─── DATA TO USE

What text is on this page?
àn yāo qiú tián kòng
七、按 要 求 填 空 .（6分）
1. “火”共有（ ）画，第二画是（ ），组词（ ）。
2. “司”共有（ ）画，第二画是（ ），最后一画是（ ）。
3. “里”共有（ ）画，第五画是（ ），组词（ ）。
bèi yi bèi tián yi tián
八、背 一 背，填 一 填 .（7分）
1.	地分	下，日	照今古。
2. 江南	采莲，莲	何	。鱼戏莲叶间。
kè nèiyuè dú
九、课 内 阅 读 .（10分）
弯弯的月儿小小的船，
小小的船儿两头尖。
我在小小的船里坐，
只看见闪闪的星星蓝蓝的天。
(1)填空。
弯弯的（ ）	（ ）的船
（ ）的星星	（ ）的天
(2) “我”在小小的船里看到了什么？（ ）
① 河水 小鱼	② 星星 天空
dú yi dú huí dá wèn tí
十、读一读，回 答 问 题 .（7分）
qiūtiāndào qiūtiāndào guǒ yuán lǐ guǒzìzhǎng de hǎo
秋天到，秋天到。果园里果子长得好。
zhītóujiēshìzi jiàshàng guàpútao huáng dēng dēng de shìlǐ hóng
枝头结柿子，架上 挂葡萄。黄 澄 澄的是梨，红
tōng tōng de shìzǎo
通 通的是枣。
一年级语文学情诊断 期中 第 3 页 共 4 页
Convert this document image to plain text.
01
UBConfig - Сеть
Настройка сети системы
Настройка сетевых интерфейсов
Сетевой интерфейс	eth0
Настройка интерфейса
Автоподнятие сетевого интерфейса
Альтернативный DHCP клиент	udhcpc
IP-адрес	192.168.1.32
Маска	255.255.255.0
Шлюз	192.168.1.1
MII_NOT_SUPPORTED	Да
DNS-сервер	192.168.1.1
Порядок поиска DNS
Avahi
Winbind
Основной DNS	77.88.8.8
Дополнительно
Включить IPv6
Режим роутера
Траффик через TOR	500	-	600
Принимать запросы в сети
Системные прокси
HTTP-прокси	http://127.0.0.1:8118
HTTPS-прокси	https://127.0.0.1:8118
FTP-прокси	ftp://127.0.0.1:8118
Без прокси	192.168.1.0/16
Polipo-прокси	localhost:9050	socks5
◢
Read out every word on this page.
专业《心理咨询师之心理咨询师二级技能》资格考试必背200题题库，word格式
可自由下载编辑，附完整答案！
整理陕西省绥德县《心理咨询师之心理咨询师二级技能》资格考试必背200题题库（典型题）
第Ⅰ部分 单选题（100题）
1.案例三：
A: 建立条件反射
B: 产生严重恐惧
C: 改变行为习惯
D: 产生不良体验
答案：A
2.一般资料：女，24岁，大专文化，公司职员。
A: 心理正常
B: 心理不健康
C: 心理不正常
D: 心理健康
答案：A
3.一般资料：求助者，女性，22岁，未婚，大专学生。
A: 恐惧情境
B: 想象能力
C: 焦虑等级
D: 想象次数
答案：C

──────

- EXERCISE DETAILS:
Using the material above, print every entry exactly as written.

- RESPONSE TO THIS TASK:
What text is on this page?
àn yāo qiú tián kòng
七、按 要 求 填 空 .（6分）
1. “火”共有（ ）画，第二画是（ ），组词（ ）。
2. “司”共有（ ）画，第二画是（ ），最后一画是（ ）。
3. “里”共有（ ）画，第五画是（ ），组词（ ）。
bèi yi bèi tián yi tián
八、背 一 背，填 一 填 .（7分）
1.	地分	下，日	照今古。
2. 江南	采莲，莲	何	。鱼戏莲叶间。
kè nèiyuè dú
九、课 内 阅 读 .（10分）
弯弯的月儿小小的船，
小小的船儿两头尖。
我在小小的船里坐，
只看见闪闪的星星蓝蓝的天。
(1)填空。
弯弯的（ ）	（ ）的船
（ ）的星星	（ ）的天
(2) “我”在小小的船里看到了什么？（ ）
① 河水 小鱼	② 星星 天空
dú yi dú huí dá wèn tí
十、读一读，回 答 问 题 .（7分）
qiūtiāndào qiūtiāndào guǒ yuán lǐ guǒzìzhǎng de hǎo
秋天到，秋天到。果园里果子长得好。
zhītóujiēshìzi jiàshàng guàpútao huáng dēng dēng de shìlǐ hóng
枝头结柿子，架上 挂葡萄。黄 澄 澄的是梨，红
tōng tōng de shìzǎo
通 通的是枣。
一年级语文学情诊断 期中 第 3 页 共 4 页
Convert this document image to plain text.
01
UBConfig - Сеть
Настройка сети системы
Настройка сетевых интерфейсов
Сетевой интерфейс	eth0
Настройка интерфейса
Автоподнятие сетевого интерфейса
Альтернативный DHCP клиент	udhcpc
IP-адрес	192.168.1.32
Маска	255.255.255.0
Шлюз	192.168.1.1
MII_NOT_SUPPORTED	Да
DNS-сервер	192.168.1.1
Порядок поиска DNS
Avahi
Winbind
Основной DNS	77.88.8.8
Дополнительно
Включить IPv6
Режим роутера
Траффик через TOR	500	-	600
Принимать запросы в сети
Системные прокси
HTTP-прокси	http://127.0.0.1:8118
HTTPS-прокси	https://127.0.0.1:8118
FTP-прокси	ftp://127.0.0.1:8118
Без прокси	192.168.1.0/16
Polipo-прокси	localhost:9050	socks5
◢
Read out every word on this page.
专业《心理咨询师之心理咨询师二级技能》资格考试必背200题题库，word格式
可自由下载编辑，附完整答案！
整理陕西省绥德县《心理咨询师之心理咨询师二级技能》资格考试必背200题题库（典型题）
第Ⅰ部分 单选题（100题）
1.案例三：
A: 建立条件反射
B: 产生严重恐惧
C: 改变行为习惯
D: 产生不良体验
答案：A
2.一般资料：女，24岁，大专文化，公司职员。
A: 心理正常
B: 心理不健康
C: 心理不正常
D: 心理健康
答案：A
3.一般资料：求助者，女性，22岁，未婚，大专学生。
A: 恐惧情境
B: 想象能力
C: 焦虑等级
D: 想象次数
答案：C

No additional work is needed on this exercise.